▸ **STATED PROBLEM**
Repeat the listing in full. Nothing may be added or left out.
#### DATA TO PROCESS
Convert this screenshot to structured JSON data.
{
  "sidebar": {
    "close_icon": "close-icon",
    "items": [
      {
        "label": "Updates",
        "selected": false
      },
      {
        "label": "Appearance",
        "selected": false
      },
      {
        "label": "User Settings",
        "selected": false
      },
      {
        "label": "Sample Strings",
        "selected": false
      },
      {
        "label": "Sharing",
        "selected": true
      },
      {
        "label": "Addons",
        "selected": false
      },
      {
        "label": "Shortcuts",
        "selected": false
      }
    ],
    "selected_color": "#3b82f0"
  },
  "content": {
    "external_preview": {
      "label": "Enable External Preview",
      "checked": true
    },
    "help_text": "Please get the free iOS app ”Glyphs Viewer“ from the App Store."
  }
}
########
▸ **RESPONSE TO THIS TASK**
Convert this screenshot to structured JSON data.
{
  "sidebar": {
    "close_icon": "close-icon",
    "items": [
      {
        "label": "Updates",
        "selected": false
      },
      {
        "label": "Appearance",
        "selected": false
      },
      {
        "label": "User Settings",
        "selected": false
      },
      {
        "label": "Sample Strings",
        "selected": false
      },
      {
        "label": "Sharing",
        "selected": true
      },
      {
        "label": "Addons",
        "selected": false
      },
      {
        "label": "Shortcuts",
        "selected": false
      }
    ],
    "selected_color": "#3b82f0"
  },
  "content": {
    "external_preview": {
      "label": "Enable External Preview",
      "checked": true
    },
    "help_text": "Please get the free iOS app ”Glyphs Viewer“ from the App Store."
  }
}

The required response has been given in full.